#### Work to do
Write out the records that appear below, verbatim and complete, but without pictures.

--- Start Data to process ---

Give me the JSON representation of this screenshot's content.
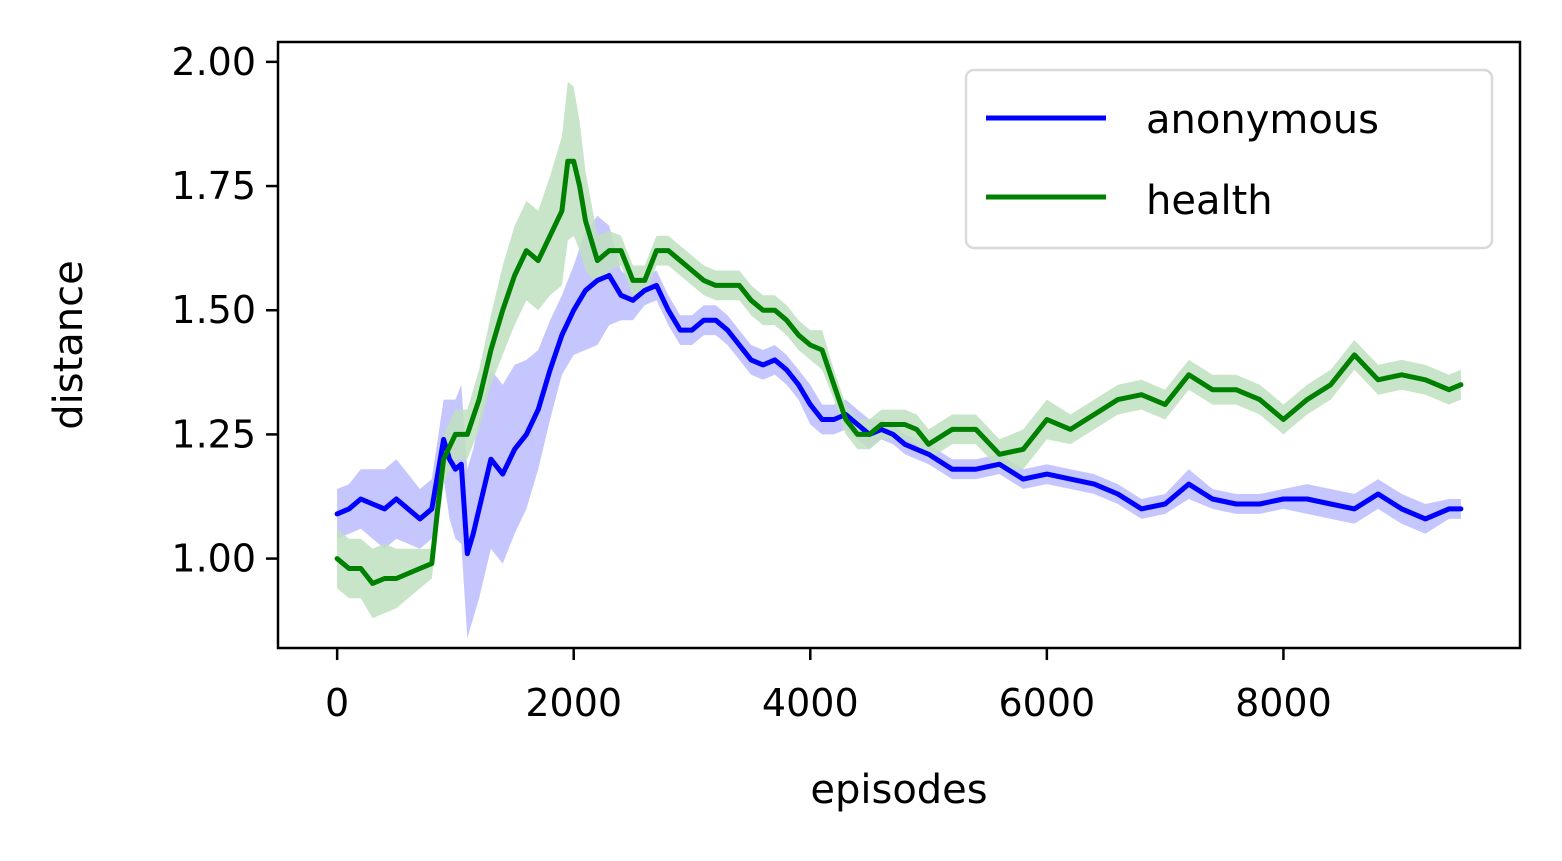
{
  "chart_data": {
    "type": "line",
    "xlabel": "episodes",
    "ylabel": "distance",
    "xlim": [
      -500,
      10000
    ],
    "ylim": [
      0.82,
      2.04
    ],
    "xticks": [
      0,
      2000,
      4000,
      6000,
      8000
    ],
    "xtick_labels": [
      "0",
      "2000",
      "4000",
      "6000",
      "8000"
    ],
    "yticks": [
      1.0,
      1.25,
      1.5,
      1.75,
      2.0
    ],
    "ytick_labels": [
      "1.00",
      "1.25",
      "1.50",
      "1.75",
      "2.00"
    ],
    "grid": false,
    "legend": {
      "position": "top-right",
      "entries": [
        "anonymous",
        "health"
      ]
    },
    "series": [
      {
        "name": "anonymous",
        "color": "#0000ff",
        "band_color": "#bcbcff",
        "x": [
          0,
          100,
          200,
          300,
          400,
          500,
          600,
          700,
          800,
          900,
          950,
          1000,
          1050,
          1100,
          1150,
          1200,
          1300,
          1400,
          1500,
          1600,
          1700,
          1800,
          1900,
          2000,
          2100,
          2200,
          2300,
          2400,
          2500,
          2600,
          2700,
          2800,
          2900,
          3000,
          3100,
          3200,
          3300,
          3400,
          3500,
          3600,
          3700,
          3800,
          3900,
          4000,
          4100,
          4200,
          4300,
          4400,
          4500,
          4600,
          4700,
          4800,
          4900,
          5000,
          5200,
          5400,
          5600,
          5800,
          6000,
          6200,
          6400,
          6600,
          6800,
          7000,
          7200,
          7400,
          7600,
          7800,
          8000,
          8200,
          8400,
          8600,
          8800,
          9000,
          9200,
          9400,
          9500
        ],
        "y": [
          1.09,
          1.1,
          1.12,
          1.11,
          1.1,
          1.12,
          1.1,
          1.08,
          1.1,
          1.24,
          1.2,
          1.18,
          1.19,
          1.01,
          1.05,
          1.1,
          1.2,
          1.17,
          1.22,
          1.25,
          1.3,
          1.38,
          1.45,
          1.5,
          1.54,
          1.56,
          1.57,
          1.53,
          1.52,
          1.54,
          1.55,
          1.5,
          1.46,
          1.46,
          1.48,
          1.48,
          1.46,
          1.43,
          1.4,
          1.39,
          1.4,
          1.38,
          1.35,
          1.31,
          1.28,
          1.28,
          1.29,
          1.27,
          1.25,
          1.26,
          1.25,
          1.23,
          1.22,
          1.21,
          1.18,
          1.18,
          1.19,
          1.16,
          1.17,
          1.16,
          1.15,
          1.13,
          1.1,
          1.11,
          1.15,
          1.12,
          1.11,
          1.11,
          1.12,
          1.12,
          1.11,
          1.1,
          1.13,
          1.1,
          1.08,
          1.1,
          1.1
        ],
        "band": [
          0.05,
          0.05,
          0.06,
          0.07,
          0.08,
          0.08,
          0.07,
          0.06,
          0.06,
          0.08,
          0.12,
          0.14,
          0.16,
          0.17,
          0.17,
          0.18,
          0.18,
          0.18,
          0.17,
          0.15,
          0.12,
          0.1,
          0.08,
          0.09,
          0.12,
          0.13,
          0.1,
          0.05,
          0.04,
          0.03,
          0.03,
          0.03,
          0.03,
          0.03,
          0.03,
          0.03,
          0.03,
          0.03,
          0.03,
          0.03,
          0.03,
          0.03,
          0.03,
          0.04,
          0.03,
          0.03,
          0.03,
          0.03,
          0.03,
          0.02,
          0.02,
          0.02,
          0.02,
          0.02,
          0.02,
          0.02,
          0.02,
          0.02,
          0.02,
          0.02,
          0.02,
          0.02,
          0.02,
          0.02,
          0.03,
          0.02,
          0.02,
          0.02,
          0.02,
          0.03,
          0.03,
          0.03,
          0.03,
          0.03,
          0.03,
          0.02,
          0.02
        ]
      },
      {
        "name": "health",
        "color": "#008000",
        "band_color": "#bfe0bf",
        "x": [
          0,
          100,
          200,
          300,
          400,
          500,
          600,
          700,
          800,
          850,
          900,
          1000,
          1100,
          1200,
          1300,
          1400,
          1500,
          1600,
          1700,
          1800,
          1900,
          1950,
          2000,
          2050,
          2100,
          2200,
          2300,
          2400,
          2500,
          2600,
          2700,
          2800,
          2900,
          3000,
          3100,
          3200,
          3300,
          3400,
          3500,
          3600,
          3700,
          3800,
          3900,
          4000,
          4100,
          4200,
          4300,
          4400,
          4500,
          4600,
          4700,
          4800,
          4900,
          5000,
          5200,
          5400,
          5600,
          5800,
          6000,
          6200,
          6400,
          6600,
          6800,
          7000,
          7200,
          7400,
          7600,
          7800,
          8000,
          8200,
          8400,
          8600,
          8800,
          9000,
          9200,
          9400,
          9500
        ],
        "y": [
          1.0,
          0.98,
          0.98,
          0.95,
          0.96,
          0.96,
          0.97,
          0.98,
          0.99,
          1.1,
          1.2,
          1.25,
          1.25,
          1.32,
          1.42,
          1.5,
          1.57,
          1.62,
          1.6,
          1.65,
          1.7,
          1.8,
          1.8,
          1.75,
          1.68,
          1.6,
          1.62,
          1.62,
          1.56,
          1.56,
          1.62,
          1.62,
          1.6,
          1.58,
          1.56,
          1.55,
          1.55,
          1.55,
          1.52,
          1.5,
          1.5,
          1.48,
          1.45,
          1.43,
          1.42,
          1.35,
          1.28,
          1.25,
          1.25,
          1.27,
          1.27,
          1.27,
          1.26,
          1.23,
          1.26,
          1.26,
          1.21,
          1.22,
          1.28,
          1.26,
          1.29,
          1.32,
          1.33,
          1.31,
          1.37,
          1.34,
          1.34,
          1.32,
          1.28,
          1.32,
          1.35,
          1.41,
          1.36,
          1.37,
          1.36,
          1.34,
          1.35
        ],
        "band": [
          0.06,
          0.06,
          0.06,
          0.07,
          0.07,
          0.06,
          0.05,
          0.04,
          0.03,
          0.04,
          0.05,
          0.05,
          0.05,
          0.06,
          0.07,
          0.09,
          0.1,
          0.1,
          0.1,
          0.12,
          0.15,
          0.16,
          0.15,
          0.13,
          0.1,
          0.05,
          0.04,
          0.03,
          0.03,
          0.03,
          0.03,
          0.03,
          0.03,
          0.03,
          0.03,
          0.03,
          0.03,
          0.03,
          0.03,
          0.03,
          0.03,
          0.03,
          0.03,
          0.03,
          0.04,
          0.03,
          0.03,
          0.03,
          0.03,
          0.03,
          0.03,
          0.03,
          0.03,
          0.03,
          0.03,
          0.03,
          0.03,
          0.04,
          0.04,
          0.03,
          0.03,
          0.03,
          0.03,
          0.03,
          0.03,
          0.03,
          0.03,
          0.03,
          0.03,
          0.03,
          0.03,
          0.03,
          0.03,
          0.03,
          0.03,
          0.03,
          0.03
        ]
      }
    ]
  }
}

--- End Data to process ---

#### Solution for this exercise
Give me the JSON representation of this screenshot's content.
{
  "chart_data": {
    "type": "line",
    "xlabel": "episodes",
    "ylabel": "distance",
    "xlim": [
      -500,
      10000
    ],
    "ylim": [
      0.82,
      2.04
    ],
    "xticks": [
      0,
      2000,
      4000,
      6000,
      8000
    ],
    "xtick_labels": [
      "0",
      "2000",
      "4000",
      "6000",
      "8000"
    ],
    "yticks": [
      1.0,
      1.25,
      1.5,
      1.75,
      2.0
    ],
    "ytick_labels": [
      "1.00",
      "1.25",
      "1.50",
      "1.75",
      "2.00"
    ],
    "grid": false,
    "legend": {
      "position": "top-right",
      "entries": [
        "anonymous",
        "health"
      ]
    },
    "series": [
      {
        "name": "anonymous",
        "color": "#0000ff",
        "band_color": "#bcbcff",
        "x": [
          0,
          100,
          200,
          300,
          400,
          500,
          600,
          700,
          800,
          900,
          950,
          1000,
          1050,
          1100,
          1150,
          1200,
          1300,
          1400,
          1500,
          1600,
          1700,
          1800,
          1900,
          2000,
          2100,
          2200,
          2300,
          2400,
          2500,
          2600,
          2700,
          2800,
          2900,
          3000,
          3100,
          3200,
          3300,
          3400,
          3500,
          3600,
          3700,
          3800,
          3900,
          4000,
          4100,
          4200,
          4300,
          4400,
          4500,
          4600,
          4700,
          4800,
          4900,
          5000,
          5200,
          5400,
          5600,
          5800,
          6000,
          6200,
          6400,
          6600,
          6800,
          7000,
          7200,
          7400,
          7600,
          7800,
          8000,
          8200,
          8400,
          8600,
          8800,
          9000,
          9200,
          9400,
          9500
        ],
        "y": [
          1.09,
          1.1,
          1.12,
          1.11,
          1.1,
          1.12,
          1.1,
          1.08,
          1.1,
          1.24,
          1.2,
          1.18,
          1.19,
          1.01,
          1.05,
          1.1,
          1.2,
          1.17,
          1.22,
          1.25,
          1.3,
          1.38,
          1.45,
          1.5,
          1.54,
          1.56,
          1.57,
          1.53,
          1.52,
          1.54,
          1.55,
          1.5,
          1.46,
          1.46,
          1.48,
          1.48,
          1.46,
          1.43,
          1.4,
          1.39,
          1.4,
          1.38,
          1.35,
          1.31,
          1.28,
          1.28,
          1.29,
          1.27,
          1.25,
          1.26,
          1.25,
          1.23,
          1.22,
          1.21,
          1.18,
          1.18,
          1.19,
          1.16,
          1.17,
          1.16,
          1.15,
          1.13,
          1.1,
          1.11,
          1.15,
          1.12,
          1.11,
          1.11,
          1.12,
          1.12,
          1.11,
          1.1,
          1.13,
          1.1,
          1.08,
          1.1,
          1.1
        ],
        "band": [
          0.05,
          0.05,
          0.06,
          0.07,
          0.08,
          0.08,
          0.07,
          0.06,
          0.06,
          0.08,
          0.12,
          0.14,
          0.16,
          0.17,
          0.17,
          0.18,
          0.18,
          0.18,
          0.17,
          0.15,
          0.12,
          0.1,
          0.08,
          0.09,
          0.12,
          0.13,
          0.1,
          0.05,
          0.04,
          0.03,
          0.03,
          0.03,
          0.03,
          0.03,
          0.03,
          0.03,
          0.03,
          0.03,
          0.03,
          0.03,
          0.03,
          0.03,
          0.03,
          0.04,
          0.03,
          0.03,
          0.03,
          0.03,
          0.03,
          0.02,
          0.02,
          0.02,
          0.02,
          0.02,
          0.02,
          0.02,
          0.02,
          0.02,
          0.02,
          0.02,
          0.02,
          0.02,
          0.02,
          0.02,
          0.03,
          0.02,
          0.02,
          0.02,
          0.02,
          0.03,
          0.03,
          0.03,
          0.03,
          0.03,
          0.03,
          0.02,
          0.02
        ]
      },
      {
        "name": "health",
        "color": "#008000",
        "band_color": "#bfe0bf",
        "x": [
          0,
          100,
          200,
          300,
          400,
          500,
          600,
          700,
          800,
          850,
          900,
          1000,
          1100,
          1200,
          1300,
          1400,
          1500,
          1600,
          1700,
          1800,
          1900,
          1950,
          2000,
          2050,
          2100,
          2200,
          2300,
          2400,
          2500,
          2600,
          2700,
          2800,
          2900,
          3000,
          3100,
          3200,
          3300,
          3400,
          3500,
          3600,
          3700,
          3800,
          3900,
          4000,
          4100,
          4200,
          4300,
          4400,
          4500,
          4600,
          4700,
          4800,
          4900,
          5000,
          5200,
          5400,
          5600,
          5800,
          6000,
          6200,
          6400,
          6600,
          6800,
          7000,
          7200,
          7400,
          7600,
          7800,
          8000,
          8200,
          8400,
          8600,
          8800,
          9000,
          9200,
          9400,
          9500
        ],
        "y": [
          1.0,
          0.98,
          0.98,
          0.95,
          0.96,
          0.96,
          0.97,
          0.98,
          0.99,
          1.1,
          1.2,
          1.25,
          1.25,
          1.32,
          1.42,
          1.5,
          1.57,
          1.62,
          1.6,
          1.65,
          1.7,
          1.8,
          1.8,
          1.75,
          1.68,
          1.6,
          1.62,
          1.62,
          1.56,
          1.56,
          1.62,
          1.62,
          1.6,
          1.58,
          1.56,
          1.55,
          1.55,
          1.55,
          1.52,
          1.5,
          1.5,
          1.48,
          1.45,
          1.43,
          1.42,
          1.35,
          1.28,
          1.25,
          1.25,
          1.27,
          1.27,
          1.27,
          1.26,
          1.23,
          1.26,
          1.26,
          1.21,
          1.22,
          1.28,
          1.26,
          1.29,
          1.32,
          1.33,
          1.31,
          1.37,
          1.34,
          1.34,
          1.32,
          1.28,
          1.32,
          1.35,
          1.41,
          1.36,
          1.37,
          1.36,
          1.34,
          1.35
        ],
        "band": [
          0.06,
          0.06,
          0.06,
          0.07,
          0.07,
          0.06,
          0.05,
          0.04,
          0.03,
          0.04,
          0.05,
          0.05,
          0.05,
          0.06,
          0.07,
          0.09,
          0.1,
          0.1,
          0.1,
          0.12,
          0.15,
          0.16,
          0.15,
          0.13,
          0.1,
          0.05,
          0.04,
          0.03,
          0.03,
          0.03,
          0.03,
          0.03,
          0.03,
          0.03,
          0.03,
          0.03,
          0.03,
          0.03,
          0.03,
          0.03,
          0.03,
          0.03,
          0.03,
          0.03,
          0.04,
          0.03,
          0.03,
          0.03,
          0.03,
          0.03,
          0.03,
          0.03,
          0.03,
          0.03,
          0.03,
          0.03,
          0.03,
          0.04,
          0.04,
          0.03,
          0.03,
          0.03,
          0.03,
          0.03,
          0.03,
          0.03,
          0.03,
          0.03,
          0.03,
          0.03,
          0.03,
          0.03,
          0.03,
          0.03,
          0.03,
          0.03,
          0.03
        ]
      }
    ]
  }
}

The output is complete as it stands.